Goal of the exercise -> Return, word for word, every line that follows.

::: Material provided

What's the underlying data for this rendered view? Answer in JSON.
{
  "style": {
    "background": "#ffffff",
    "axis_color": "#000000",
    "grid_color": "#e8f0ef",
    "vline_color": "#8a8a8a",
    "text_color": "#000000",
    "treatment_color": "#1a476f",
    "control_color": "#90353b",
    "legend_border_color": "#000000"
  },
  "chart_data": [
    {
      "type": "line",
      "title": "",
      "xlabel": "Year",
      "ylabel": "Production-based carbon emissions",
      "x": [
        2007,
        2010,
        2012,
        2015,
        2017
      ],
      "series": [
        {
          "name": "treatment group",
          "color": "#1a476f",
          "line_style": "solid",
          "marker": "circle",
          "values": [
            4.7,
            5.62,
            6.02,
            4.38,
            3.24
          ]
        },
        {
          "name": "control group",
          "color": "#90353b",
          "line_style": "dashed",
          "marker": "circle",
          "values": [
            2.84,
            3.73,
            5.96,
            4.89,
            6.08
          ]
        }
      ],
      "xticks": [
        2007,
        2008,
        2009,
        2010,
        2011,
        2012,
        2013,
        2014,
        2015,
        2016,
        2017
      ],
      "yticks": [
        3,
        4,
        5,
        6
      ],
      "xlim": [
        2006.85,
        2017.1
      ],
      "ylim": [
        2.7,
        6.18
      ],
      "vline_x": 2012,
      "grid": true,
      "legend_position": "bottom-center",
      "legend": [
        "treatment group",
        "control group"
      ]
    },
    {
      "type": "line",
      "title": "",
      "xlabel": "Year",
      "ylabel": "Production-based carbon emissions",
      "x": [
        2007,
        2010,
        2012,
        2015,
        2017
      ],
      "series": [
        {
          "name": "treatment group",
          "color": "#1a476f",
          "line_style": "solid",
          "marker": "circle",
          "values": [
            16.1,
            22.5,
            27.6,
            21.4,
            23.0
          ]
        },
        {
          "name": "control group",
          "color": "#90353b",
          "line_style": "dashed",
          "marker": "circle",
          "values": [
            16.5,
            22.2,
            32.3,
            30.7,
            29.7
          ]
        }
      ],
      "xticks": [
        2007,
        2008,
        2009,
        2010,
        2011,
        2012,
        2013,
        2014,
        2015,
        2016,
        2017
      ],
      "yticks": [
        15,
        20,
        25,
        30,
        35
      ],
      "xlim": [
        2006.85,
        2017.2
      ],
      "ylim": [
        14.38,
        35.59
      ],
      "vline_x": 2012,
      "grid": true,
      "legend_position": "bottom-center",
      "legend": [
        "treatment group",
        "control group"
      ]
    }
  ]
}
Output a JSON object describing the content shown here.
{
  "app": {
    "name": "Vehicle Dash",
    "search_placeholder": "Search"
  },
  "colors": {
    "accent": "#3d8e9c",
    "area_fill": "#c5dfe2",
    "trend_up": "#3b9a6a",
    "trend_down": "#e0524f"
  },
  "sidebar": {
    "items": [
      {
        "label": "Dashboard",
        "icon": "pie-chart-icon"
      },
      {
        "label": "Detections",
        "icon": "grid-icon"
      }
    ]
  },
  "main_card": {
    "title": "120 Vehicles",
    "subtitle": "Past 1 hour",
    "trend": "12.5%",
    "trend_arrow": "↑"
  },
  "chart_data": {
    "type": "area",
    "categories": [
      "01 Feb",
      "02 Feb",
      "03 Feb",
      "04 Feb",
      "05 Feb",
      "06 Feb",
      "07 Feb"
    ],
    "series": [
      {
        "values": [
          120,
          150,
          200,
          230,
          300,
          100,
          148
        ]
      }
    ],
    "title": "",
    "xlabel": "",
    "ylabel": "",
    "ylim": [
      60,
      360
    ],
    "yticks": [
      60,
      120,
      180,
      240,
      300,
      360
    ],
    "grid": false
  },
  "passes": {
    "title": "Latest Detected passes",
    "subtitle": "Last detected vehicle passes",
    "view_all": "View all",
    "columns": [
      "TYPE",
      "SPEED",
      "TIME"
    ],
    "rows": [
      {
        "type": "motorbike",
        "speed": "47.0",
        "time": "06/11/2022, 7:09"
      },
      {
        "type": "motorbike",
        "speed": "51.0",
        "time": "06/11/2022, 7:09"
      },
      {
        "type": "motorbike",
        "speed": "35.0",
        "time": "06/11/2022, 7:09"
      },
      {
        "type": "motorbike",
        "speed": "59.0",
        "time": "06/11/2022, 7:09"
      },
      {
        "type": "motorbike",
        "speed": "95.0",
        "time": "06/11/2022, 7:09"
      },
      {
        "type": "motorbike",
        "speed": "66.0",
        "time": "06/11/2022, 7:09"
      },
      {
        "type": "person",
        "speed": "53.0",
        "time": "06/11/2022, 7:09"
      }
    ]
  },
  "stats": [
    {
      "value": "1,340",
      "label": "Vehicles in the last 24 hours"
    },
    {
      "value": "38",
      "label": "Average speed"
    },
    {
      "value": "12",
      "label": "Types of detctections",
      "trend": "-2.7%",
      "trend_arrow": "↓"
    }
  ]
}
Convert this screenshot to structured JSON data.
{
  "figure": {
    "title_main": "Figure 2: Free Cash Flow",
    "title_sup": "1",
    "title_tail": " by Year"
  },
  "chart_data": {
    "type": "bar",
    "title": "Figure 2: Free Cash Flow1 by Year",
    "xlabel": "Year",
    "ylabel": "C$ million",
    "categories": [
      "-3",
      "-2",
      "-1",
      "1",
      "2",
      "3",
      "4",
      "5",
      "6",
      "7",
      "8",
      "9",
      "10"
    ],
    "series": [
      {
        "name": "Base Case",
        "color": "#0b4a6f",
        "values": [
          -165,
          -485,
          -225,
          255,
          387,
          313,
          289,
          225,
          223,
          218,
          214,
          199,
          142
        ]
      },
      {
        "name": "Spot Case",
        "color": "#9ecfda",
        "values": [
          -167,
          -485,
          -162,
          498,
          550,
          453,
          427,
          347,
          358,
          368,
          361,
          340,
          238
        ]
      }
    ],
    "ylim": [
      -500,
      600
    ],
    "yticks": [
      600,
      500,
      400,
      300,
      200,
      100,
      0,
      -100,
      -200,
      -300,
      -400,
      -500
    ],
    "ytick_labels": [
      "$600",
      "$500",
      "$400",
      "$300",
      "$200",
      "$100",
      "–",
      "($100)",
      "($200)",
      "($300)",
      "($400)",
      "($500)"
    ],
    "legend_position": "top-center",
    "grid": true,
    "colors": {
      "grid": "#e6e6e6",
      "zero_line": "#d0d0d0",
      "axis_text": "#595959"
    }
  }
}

::::::

Completed task ->
What's the underlying data for this rendered view? Answer in JSON.
{
  "style": {
    "background": "#ffffff",
    "axis_color": "#000000",
    "grid_color": "#e8f0ef",
    "vline_color": "#8a8a8a",
    "text_color": "#000000",
    "treatment_color": "#1a476f",
    "control_color": "#90353b",
    "legend_border_color": "#000000"
  },
  "chart_data": [
    {
      "type": "line",
      "title": "",
      "xlabel": "Year",
      "ylabel": "Production-based carbon emissions",
      "x": [
        2007,
        2010,
        2012,
        2015,
        2017
      ],
      "series": [
        {
          "name": "treatment group",
          "color": "#1a476f",
          "line_style": "solid",
          "marker": "circle",
          "values": [
            4.7,
            5.62,
            6.02,
            4.38,
            3.24
          ]
        },
        {
          "name": "control group",
          "color": "#90353b",
          "line_style": "dashed",
          "marker": "circle",
          "values": [
            2.84,
            3.73,
            5.96,
            4.89,
            6.08
          ]
        }
      ],
      "xticks": [
        2007,
        2008,
        2009,
        2010,
        2011,
        2012,
        2013,
        2014,
        2015,
        2016,
        2017
      ],
      "yticks": [
        3,
        4,
        5,
        6
      ],
      "xlim": [
        2006.85,
        2017.1
      ],
      "ylim": [
        2.7,
        6.18
      ],
      "vline_x": 2012,
      "grid": true,
      "legend_position": "bottom-center",
      "legend": [
        "treatment group",
        "control group"
      ]
    },
    {
      "type": "line",
      "title": "",
      "xlabel": "Year",
      "ylabel": "Production-based carbon emissions",
      "x": [
        2007,
        2010,
        2012,
        2015,
        2017
      ],
      "series": [
        {
          "name": "treatment group",
          "color": "#1a476f",
          "line_style": "solid",
          "marker": "circle",
          "values": [
            16.1,
            22.5,
            27.6,
            21.4,
            23.0
          ]
        },
        {
          "name": "control group",
          "color": "#90353b",
          "line_style": "dashed",
          "marker": "circle",
          "values": [
            16.5,
            22.2,
            32.3,
            30.7,
            29.7
          ]
        }
      ],
      "xticks": [
        2007,
        2008,
        2009,
        2010,
        2011,
        2012,
        2013,
        2014,
        2015,
        2016,
        2017
      ],
      "yticks": [
        15,
        20,
        25,
        30,
        35
      ],
      "xlim": [
        2006.85,
        2017.2
      ],
      "ylim": [
        14.38,
        35.59
      ],
      "vline_x": 2012,
      "grid": true,
      "legend_position": "bottom-center",
      "legend": [
        "treatment group",
        "control group"
      ]
    }
  ]
}
Output a JSON object describing the content shown here.
{
  "app": {
    "name": "Vehicle Dash",
    "search_placeholder": "Search"
  },
  "colors": {
    "accent": "#3d8e9c",
    "area_fill": "#c5dfe2",
    "trend_up": "#3b9a6a",
    "trend_down": "#e0524f"
  },
  "sidebar": {
    "items": [
      {
        "label": "Dashboard",
        "icon": "pie-chart-icon"
      },
      {
        "label": "Detections",
        "icon": "grid-icon"
      }
    ]
  },
  "main_card": {
    "title": "120 Vehicles",
    "subtitle": "Past 1 hour",
    "trend": "12.5%",
    "trend_arrow": "↑"
  },
  "chart_data": {
    "type": "area",
    "categories": [
      "01 Feb",
      "02 Feb",
      "03 Feb",
      "04 Feb",
      "05 Feb",
      "06 Feb",
      "07 Feb"
    ],
    "series": [
      {
        "values": [
          120,
          150,
          200,
          230,
          300,
          100,
          148
        ]
      }
    ],
    "title": "",
    "xlabel": "",
    "ylabel": "",
    "ylim": [
      60,
      360
    ],
    "yticks": [
      60,
      120,
      180,
      240,
      300,
      360
    ],
    "grid": false
  },
  "passes": {
    "title": "Latest Detected passes",
    "subtitle": "Last detected vehicle passes",
    "view_all": "View all",
    "columns": [
      "TYPE",
      "SPEED",
      "TIME"
    ],
    "rows": [
      {
        "type": "motorbike",
        "speed": "47.0",
        "time": "06/11/2022, 7:09"
      },
      {
        "type": "motorbike",
        "speed": "51.0",
        "time": "06/11/2022, 7:09"
      },
      {
        "type": "motorbike",
        "speed": "35.0",
        "time": "06/11/2022, 7:09"
      },
      {
        "type": "motorbike",
        "speed": "59.0",
        "time": "06/11/2022, 7:09"
      },
      {
        "type": "motorbike",
        "speed": "95.0",
        "time": "06/11/2022, 7:09"
      },
      {
        "type": "motorbike",
        "speed": "66.0",
        "time": "06/11/2022, 7:09"
      },
      {
        "type": "person",
        "speed": "53.0",
        "time": "06/11/2022, 7:09"
      }
    ]
  },
  "stats": [
    {
      "value": "1,340",
      "label": "Vehicles in the last 24 hours"
    },
    {
      "value": "38",
      "label": "Average speed"
    },
    {
      "value": "12",
      "label": "Types of detctections",
      "trend": "-2.7%",
      "trend_arrow": "↓"
    }
  ]
}
Convert this screenshot to structured JSON data.
{
  "figure": {
    "title_main": "Figure 2: Free Cash Flow",
    "title_sup": "1",
    "title_tail": " by Year"
  },
  "chart_data": {
    "type": "bar",
    "title": "Figure 2: Free Cash Flow1 by Year",
    "xlabel": "Year",
    "ylabel": "C$ million",
    "categories": [
      "-3",
      "-2",
      "-1",
      "1",
      "2",
      "3",
      "4",
      "5",
      "6",
      "7",
      "8",
      "9",
      "10"
    ],
    "series": [
      {
        "name": "Base Case",
        "color": "#0b4a6f",
        "values": [
          -165,
          -485,
          -225,
          255,
          387,
          313,
          289,
          225,
          223,
          218,
          214,
          199,
          142
        ]
      },
      {
        "name": "Spot Case",
        "color": "#9ecfda",
        "values": [
          -167,
          -485,
          -162,
          498,
          550,
          453,
          427,
          347,
          358,
          368,
          361,
          340,
          238
        ]
      }
    ],
    "ylim": [
      -500,
      600
    ],
    "yticks": [
      600,
      500,
      400,
      300,
      200,
      100,
      0,
      -100,
      -200,
      -300,
      -400,
      -500
    ],
    "ytick_labels": [
      "$600",
      "$500",
      "$400",
      "$300",
      "$200",
      "$100",
      "–",
      "($100)",
      "($200)",
      "($300)",
      "($400)",
      "($500)"
    ],
    "legend_position": "top-center",
    "grid": true,
    "colors": {
      "grid": "#e6e6e6",
      "zero_line": "#d0d0d0",
      "axis_text": "#595959"
    }
  }
}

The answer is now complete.